Directions for this task
Copy out every record below exactly as written, but leave out any pictures.

--- START Material provided ---

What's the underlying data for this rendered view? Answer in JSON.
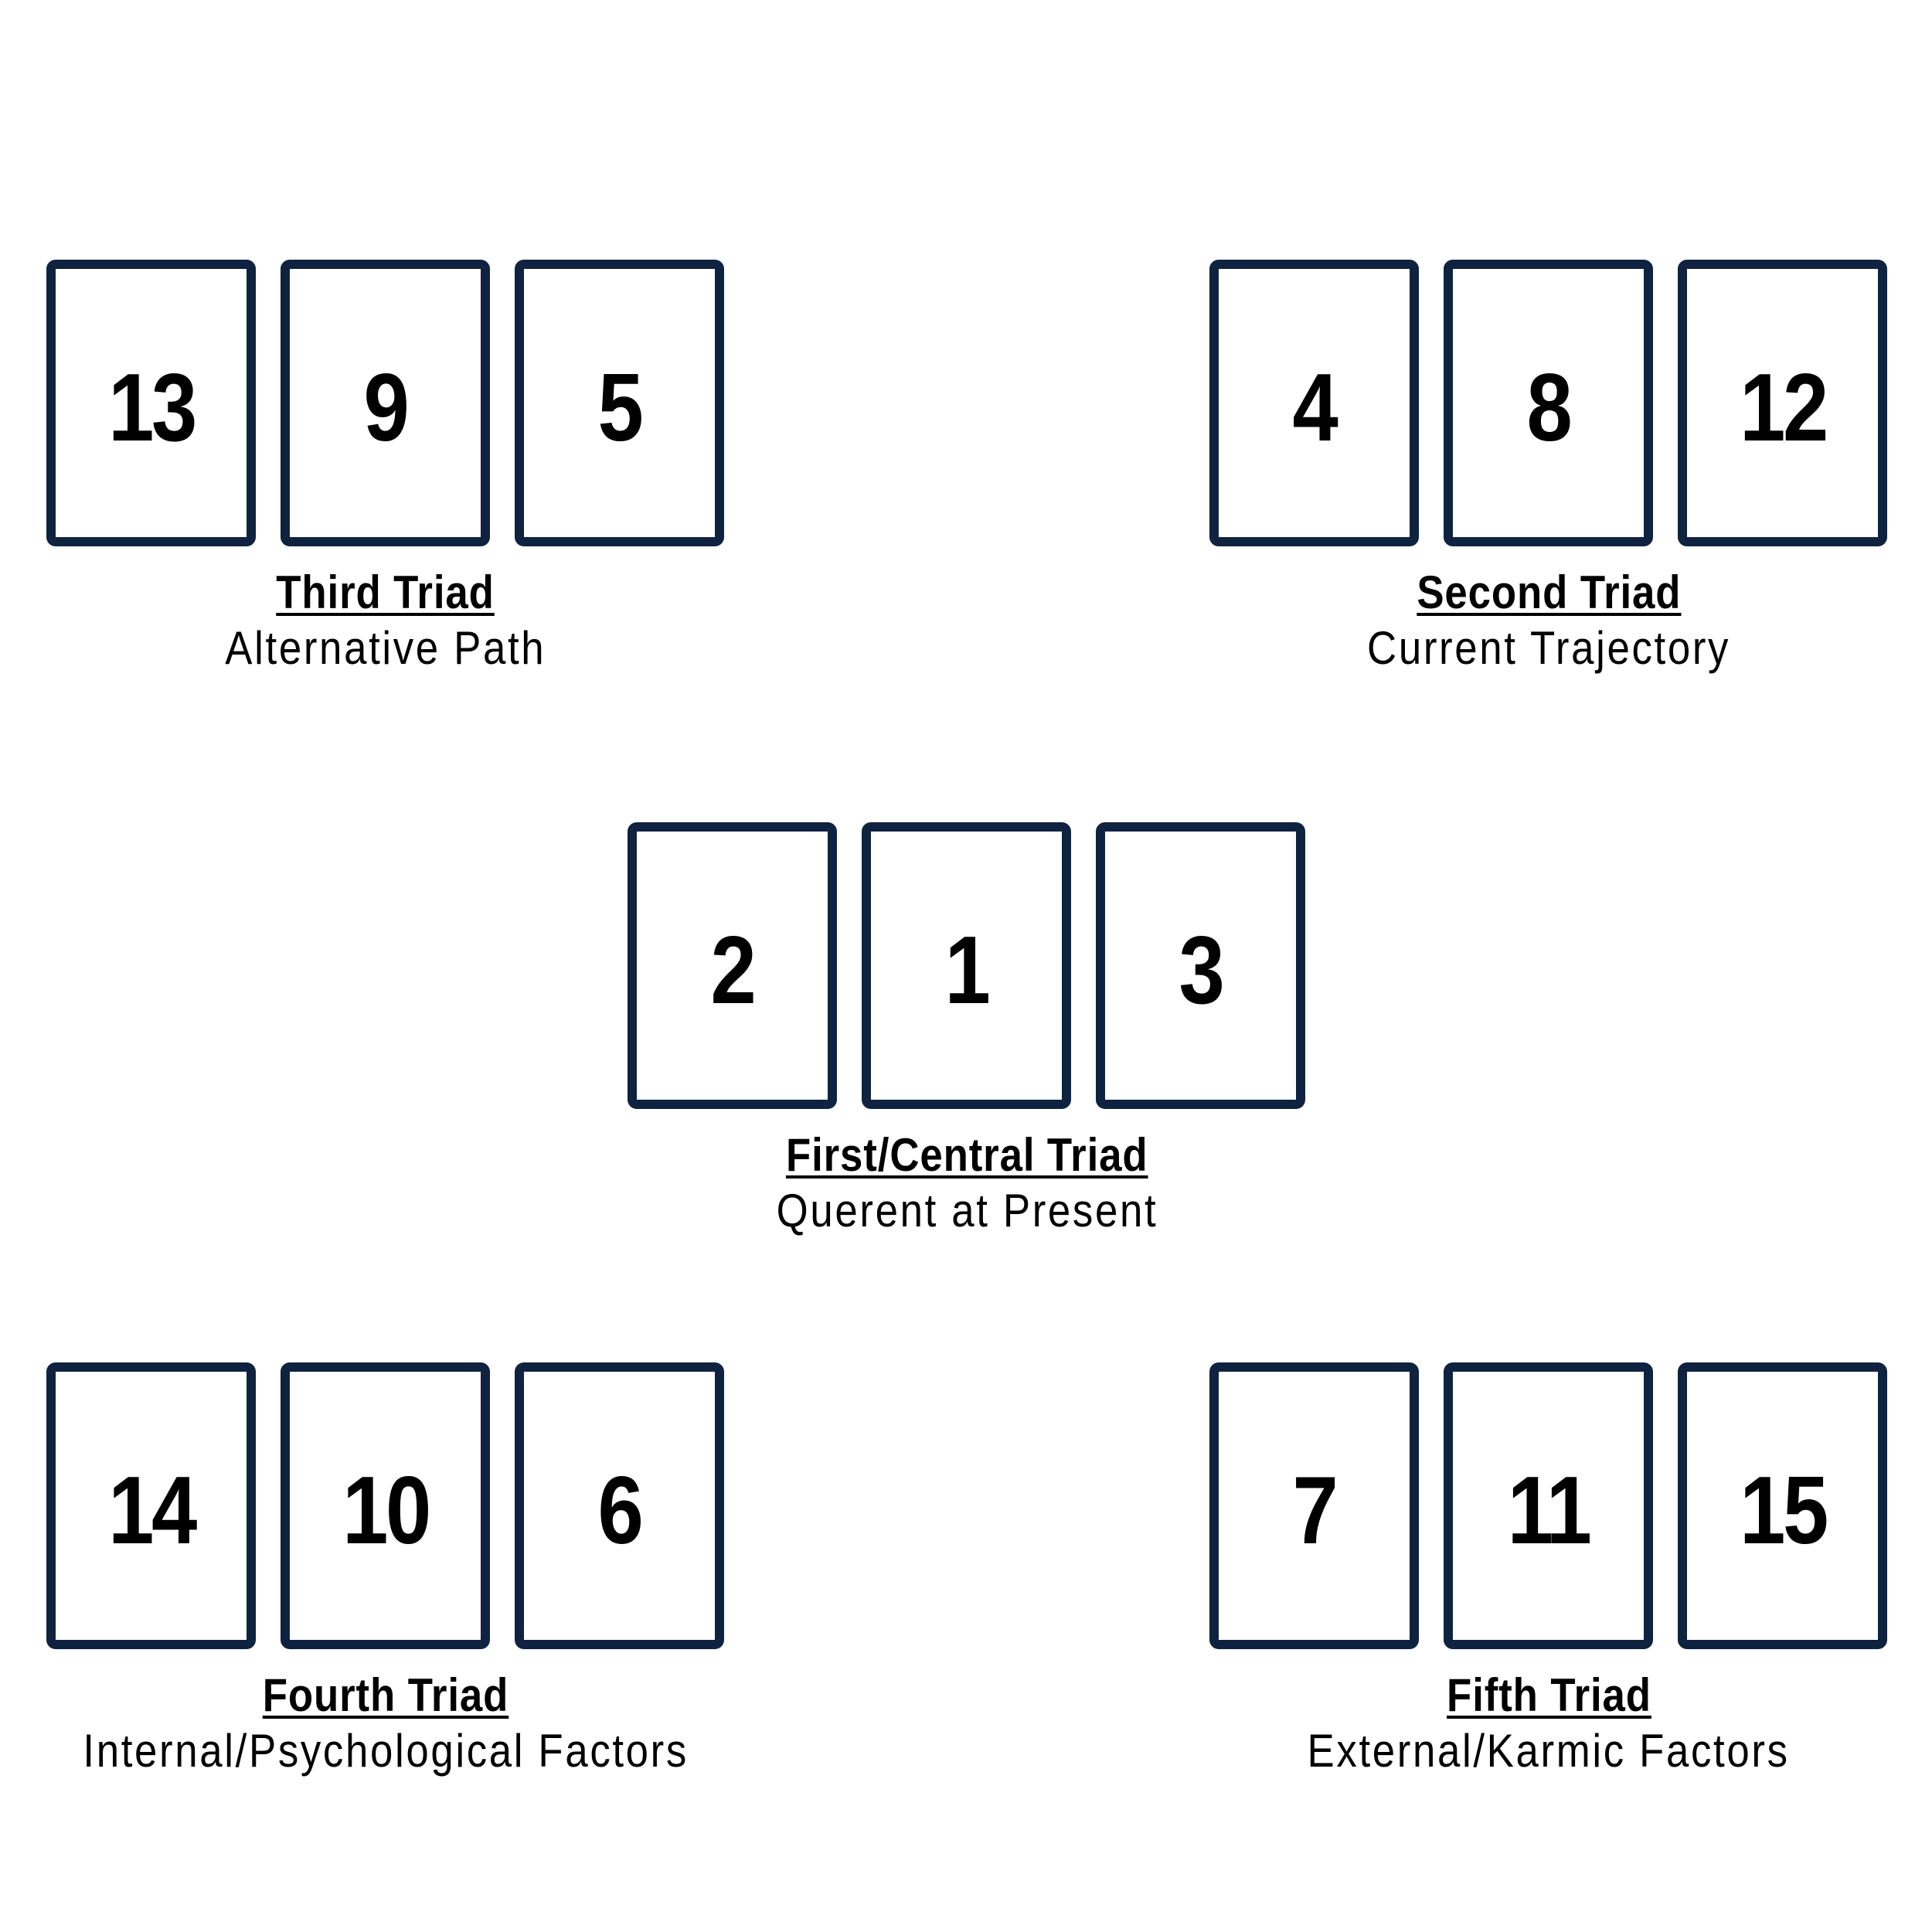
{
  "colors": {
    "card_border": "#0f2340",
    "text": "#000000",
    "background": "#ffffff"
  },
  "groups": [
    {
      "id": "third",
      "title": "Third Triad",
      "subtitle": "Alternative Path",
      "cards": [
        "13",
        "9",
        "5"
      ]
    },
    {
      "id": "second",
      "title": "Second Triad",
      "subtitle": "Current Trajectory",
      "cards": [
        "4",
        "8",
        "12"
      ]
    },
    {
      "id": "first",
      "title": "First/Central Triad",
      "subtitle": "Querent at Present",
      "cards": [
        "2",
        "1",
        "3"
      ]
    },
    {
      "id": "fourth",
      "title": "Fourth Triad",
      "subtitle": "Internal/Psychological Factors",
      "cards": [
        "14",
        "10",
        "6"
      ]
    },
    {
      "id": "fifth",
      "title": "Fifth Triad",
      "subtitle": "External/Karmic Factors",
      "cards": [
        "7",
        "11",
        "15"
      ]
    }
  ]
}
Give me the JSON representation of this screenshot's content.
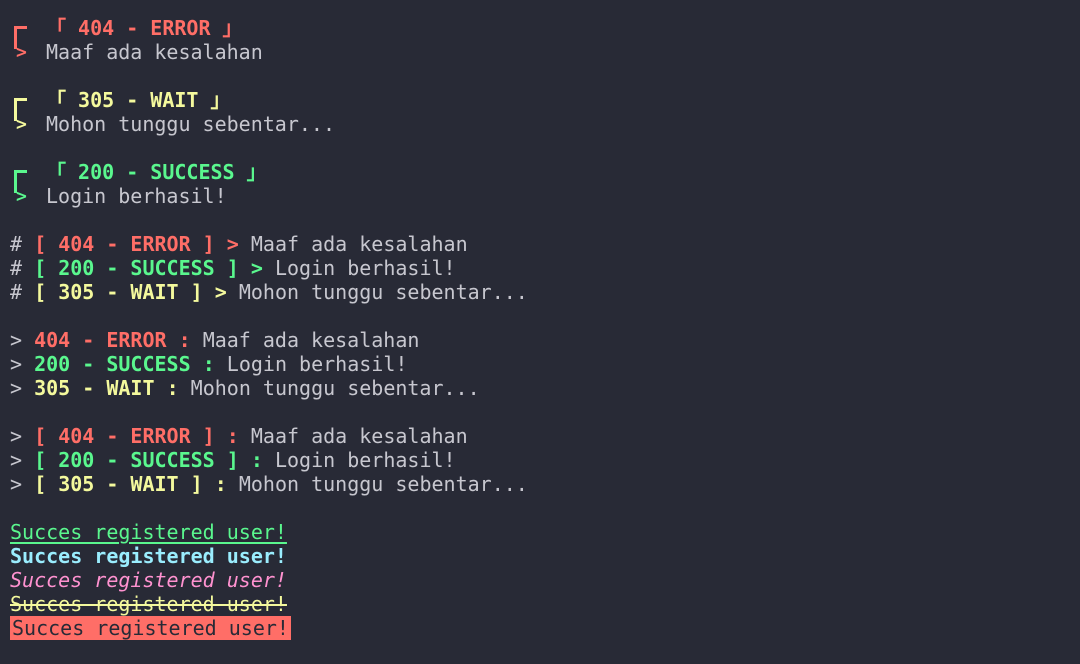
{
  "boxed": [
    {
      "code": "404 - ERROR",
      "open": "「",
      "close": "」",
      "message": "Maaf ada kesalahan",
      "color": "#ff6e67"
    },
    {
      "code": "305 - WAIT",
      "open": "「",
      "close": "」",
      "message": "Mohon tunggu sebentar...",
      "color": "#f4f99d"
    },
    {
      "code": "200 - SUCCESS",
      "open": "「",
      "close": "」",
      "message": "Login berhasil!",
      "color": "#5af78e"
    }
  ],
  "hash_style": [
    {
      "prefix": "#",
      "code": "404 - ERROR",
      "arrow": ">",
      "message": "Maaf ada kesalahan"
    },
    {
      "prefix": "#",
      "code": "200 - SUCCESS",
      "arrow": ">",
      "message": "Login berhasil!"
    },
    {
      "prefix": "#",
      "code": "305 - WAIT",
      "arrow": ">",
      "message": "Mohon tunggu sebentar..."
    }
  ],
  "arrow_plain": [
    {
      "prefix": ">",
      "code": "404 - ERROR",
      "sep": ":",
      "message": "Maaf ada kesalahan"
    },
    {
      "prefix": ">",
      "code": "200 - SUCCESS",
      "sep": ":",
      "message": "Login berhasil!"
    },
    {
      "prefix": ">",
      "code": "305 - WAIT",
      "sep": ":",
      "message": "Mohon tunggu sebentar..."
    }
  ],
  "arrow_bracket": [
    {
      "prefix": ">",
      "code": "404 - ERROR",
      "sep": ":",
      "message": "Maaf ada kesalahan"
    },
    {
      "prefix": ">",
      "code": "200 - SUCCESS",
      "sep": ":",
      "message": "Login berhasil!"
    },
    {
      "prefix": ">",
      "code": "305 - WAIT",
      "sep": ":",
      "message": "Mohon tunggu sebentar..."
    }
  ],
  "styled_text": {
    "underline": "Succes registered user!",
    "bold": "Succes registered user!",
    "italic": "Succes registered user!",
    "strike": "Succes registered user!",
    "background": "Succes registered user!"
  },
  "colors": {
    "background": "#282a36",
    "text": "#d6d6dc",
    "red": "#ff6e67",
    "yellow": "#f4f99d",
    "green": "#5af78e",
    "cyan": "#9aedfe",
    "pink": "#ff92d0"
  }
}
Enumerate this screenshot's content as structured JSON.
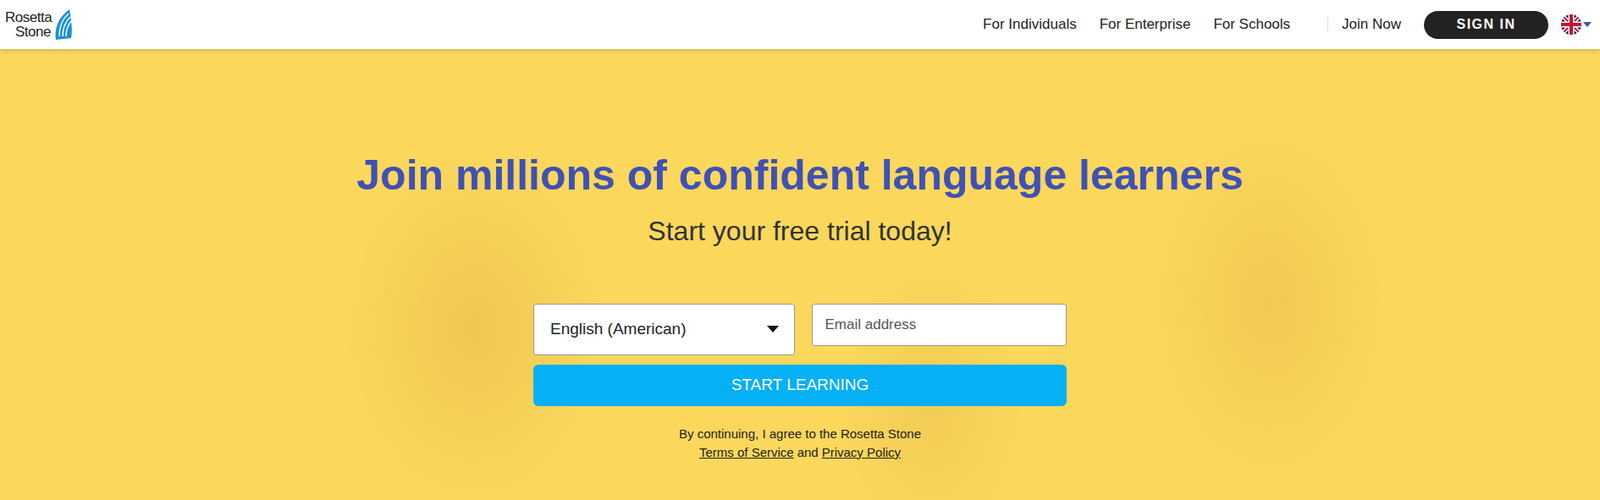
{
  "header": {
    "logo": {
      "lines": [
        "Rosetta",
        "Stone"
      ]
    },
    "nav": [
      "For Individuals",
      "For Enterprise",
      "For Schools"
    ],
    "join": "Join Now",
    "sign_in": "SIGN IN"
  },
  "hero": {
    "title": "Join millions of confident language learners",
    "subtitle": "Start your free trial today!"
  },
  "form": {
    "language": "English (American)",
    "email_placeholder": "Email address",
    "button": "START LEARNING"
  },
  "legal": {
    "text": "By continuing, I agree to the Rosetta Stone",
    "terms": "Terms of Service",
    "and": "and",
    "privacy": "Privacy Policy"
  }
}
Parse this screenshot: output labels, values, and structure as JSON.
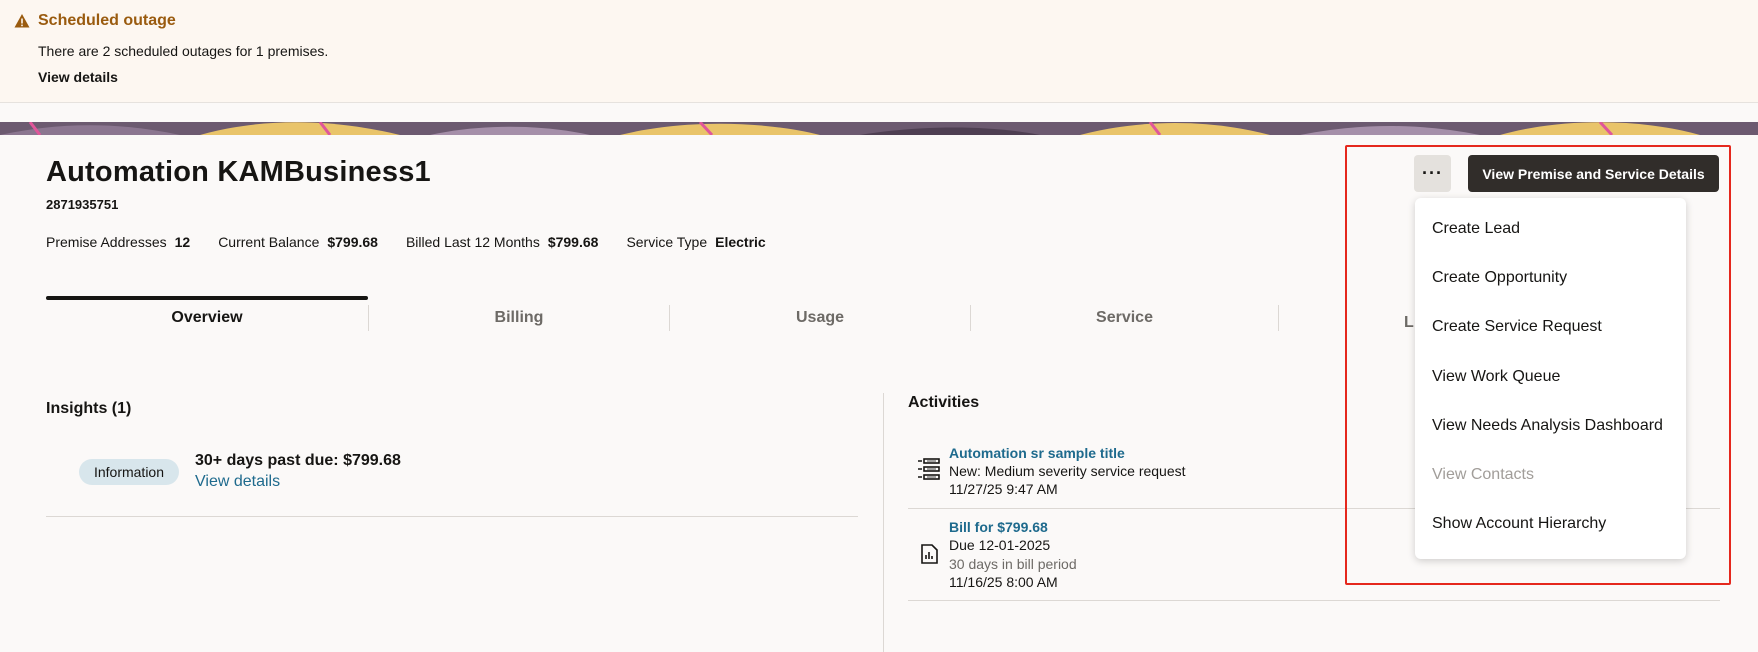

--- END Material provided ---

Written reply
What's the underlying data for this rendered view? Answer in JSON.
{
  "colors": {
    "card_border": "#0f2340",
    "text": "#000000",
    "background": "#ffffff"
  },
  "groups": [
    {
      "id": "third",
      "title": "Third Triad",
      "subtitle": "Alternative Path",
      "cards": [
        "13",
        "9",
        "5"
      ]
    },
    {
      "id": "second",
      "title": "Second Triad",
      "subtitle": "Current Trajectory",
      "cards": [
        "4",
        "8",
        "12"
      ]
    },
    {
      "id": "first",
      "title": "First/Central Triad",
      "subtitle": "Querent at Present",
      "cards": [
        "2",
        "1",
        "3"
      ]
    },
    {
      "id": "fourth",
      "title": "Fourth Triad",
      "subtitle": "Internal/Psychological Factors",
      "cards": [
        "14",
        "10",
        "6"
      ]
    },
    {
      "id": "fifth",
      "title": "Fifth Triad",
      "subtitle": "External/Karmic Factors",
      "cards": [
        "7",
        "11",
        "15"
      ]
    }
  ]
}
Give me the JSON representation of this screenshot's content.
{
  "boxed": [
    {
      "code": "404 - ERROR",
      "open": "「",
      "close": "」",
      "message": "Maaf ada kesalahan",
      "color": "#ff6e67"
    },
    {
      "code": "305 - WAIT",
      "open": "「",
      "close": "」",
      "message": "Mohon tunggu sebentar...",
      "color": "#f4f99d"
    },
    {
      "code": "200 - SUCCESS",
      "open": "「",
      "close": "」",
      "message": "Login berhasil!",
      "color": "#5af78e"
    }
  ],
  "hash_style": [
    {
      "prefix": "#",
      "code": "404 - ERROR",
      "arrow": ">",
      "message": "Maaf ada kesalahan"
    },
    {
      "prefix": "#",
      "code": "200 - SUCCESS",
      "arrow": ">",
      "message": "Login berhasil!"
    },
    {
      "prefix": "#",
      "code": "305 - WAIT",
      "arrow": ">",
      "message": "Mohon tunggu sebentar..."
    }
  ],
  "arrow_plain": [
    {
      "prefix": ">",
      "code": "404 - ERROR",
      "sep": ":",
      "message": "Maaf ada kesalahan"
    },
    {
      "prefix": ">",
      "code": "200 - SUCCESS",
      "sep": ":",
      "message": "Login berhasil!"
    },
    {
      "prefix": ">",
      "code": "305 - WAIT",
      "sep": ":",
      "message": "Mohon tunggu sebentar..."
    }
  ],
  "arrow_bracket": [
    {
      "prefix": ">",
      "code": "404 - ERROR",
      "sep": ":",
      "message": "Maaf ada kesalahan"
    },
    {
      "prefix": ">",
      "code": "200 - SUCCESS",
      "sep": ":",
      "message": "Login berhasil!"
    },
    {
      "prefix": ">",
      "code": "305 - WAIT",
      "sep": ":",
      "message": "Mohon tunggu sebentar..."
    }
  ],
  "styled_text": {
    "underline": "Succes registered user!",
    "bold": "Succes registered user!",
    "italic": "Succes registered user!",
    "strike": "Succes registered user!",
    "background": "Succes registered user!"
  },
  "colors": {
    "background": "#282a36",
    "text": "#d6d6dc",
    "red": "#ff6e67",
    "yellow": "#f4f99d",
    "green": "#5af78e",
    "cyan": "#9aedfe",
    "pink": "#ff92d0"
  }
}
Enumerate this screenshot's content as structured JSON.
{
  "header": {
    "logo": {
      "lines": [
        "Rosetta",
        "Stone"
      ]
    },
    "nav": [
      "For Individuals",
      "For Enterprise",
      "For Schools"
    ],
    "join": "Join Now",
    "sign_in": "SIGN IN"
  },
  "hero": {
    "title": "Join millions of confident language learners",
    "subtitle": "Start your free trial today!"
  },
  "form": {
    "language": "English (American)",
    "email_placeholder": "Email address",
    "button": "START LEARNING"
  },
  "legal": {
    "text": "By continuing, I agree to the Rosetta Stone",
    "terms": "Terms of Service",
    "and": "and",
    "privacy": "Privacy Policy"
  }
}
Parse this screenshot: output labels, values, and structure as JSON.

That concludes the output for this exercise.